◆ **RECORDS FOR THE EXERCISE**:
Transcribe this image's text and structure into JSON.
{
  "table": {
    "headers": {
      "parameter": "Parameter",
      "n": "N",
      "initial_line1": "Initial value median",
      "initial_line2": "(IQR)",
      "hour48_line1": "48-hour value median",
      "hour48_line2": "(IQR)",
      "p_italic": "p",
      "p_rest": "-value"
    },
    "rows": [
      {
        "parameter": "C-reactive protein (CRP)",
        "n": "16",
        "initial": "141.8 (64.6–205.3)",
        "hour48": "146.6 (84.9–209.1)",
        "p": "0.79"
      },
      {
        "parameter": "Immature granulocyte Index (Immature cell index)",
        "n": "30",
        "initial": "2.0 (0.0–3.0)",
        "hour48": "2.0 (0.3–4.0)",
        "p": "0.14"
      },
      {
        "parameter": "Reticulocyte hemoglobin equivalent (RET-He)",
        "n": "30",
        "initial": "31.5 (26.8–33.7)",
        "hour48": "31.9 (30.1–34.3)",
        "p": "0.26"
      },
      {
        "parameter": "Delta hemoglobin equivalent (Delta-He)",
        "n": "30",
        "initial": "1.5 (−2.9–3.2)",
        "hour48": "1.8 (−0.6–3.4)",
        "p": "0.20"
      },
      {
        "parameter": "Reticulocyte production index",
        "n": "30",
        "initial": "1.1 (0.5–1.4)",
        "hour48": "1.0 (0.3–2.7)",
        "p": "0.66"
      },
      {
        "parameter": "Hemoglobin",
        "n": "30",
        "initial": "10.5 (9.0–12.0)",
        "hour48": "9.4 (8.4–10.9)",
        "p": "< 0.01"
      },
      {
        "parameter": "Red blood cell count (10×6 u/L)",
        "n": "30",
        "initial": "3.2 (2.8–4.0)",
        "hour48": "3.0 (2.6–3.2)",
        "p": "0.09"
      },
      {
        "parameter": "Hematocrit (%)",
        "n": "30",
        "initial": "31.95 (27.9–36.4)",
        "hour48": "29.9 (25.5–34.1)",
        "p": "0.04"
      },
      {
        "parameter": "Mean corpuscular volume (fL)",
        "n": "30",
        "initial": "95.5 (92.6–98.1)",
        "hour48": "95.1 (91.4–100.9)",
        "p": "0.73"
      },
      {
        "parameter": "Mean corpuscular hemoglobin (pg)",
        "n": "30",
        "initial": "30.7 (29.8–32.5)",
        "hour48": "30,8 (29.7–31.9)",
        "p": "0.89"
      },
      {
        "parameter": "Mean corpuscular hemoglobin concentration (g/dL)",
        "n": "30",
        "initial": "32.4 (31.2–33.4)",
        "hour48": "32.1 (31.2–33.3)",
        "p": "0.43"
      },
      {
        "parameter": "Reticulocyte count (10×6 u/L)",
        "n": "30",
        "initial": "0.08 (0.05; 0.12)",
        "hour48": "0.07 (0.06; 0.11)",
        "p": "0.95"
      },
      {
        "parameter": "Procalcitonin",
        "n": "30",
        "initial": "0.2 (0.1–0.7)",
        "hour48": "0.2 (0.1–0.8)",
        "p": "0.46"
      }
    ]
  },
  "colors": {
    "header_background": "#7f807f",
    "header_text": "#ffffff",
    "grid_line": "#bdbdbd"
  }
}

◆ **ASSIGNMENT**: Tally every line in the listing above that contains "value", then state only the total.

◆ **ANSWER SPACE**: 3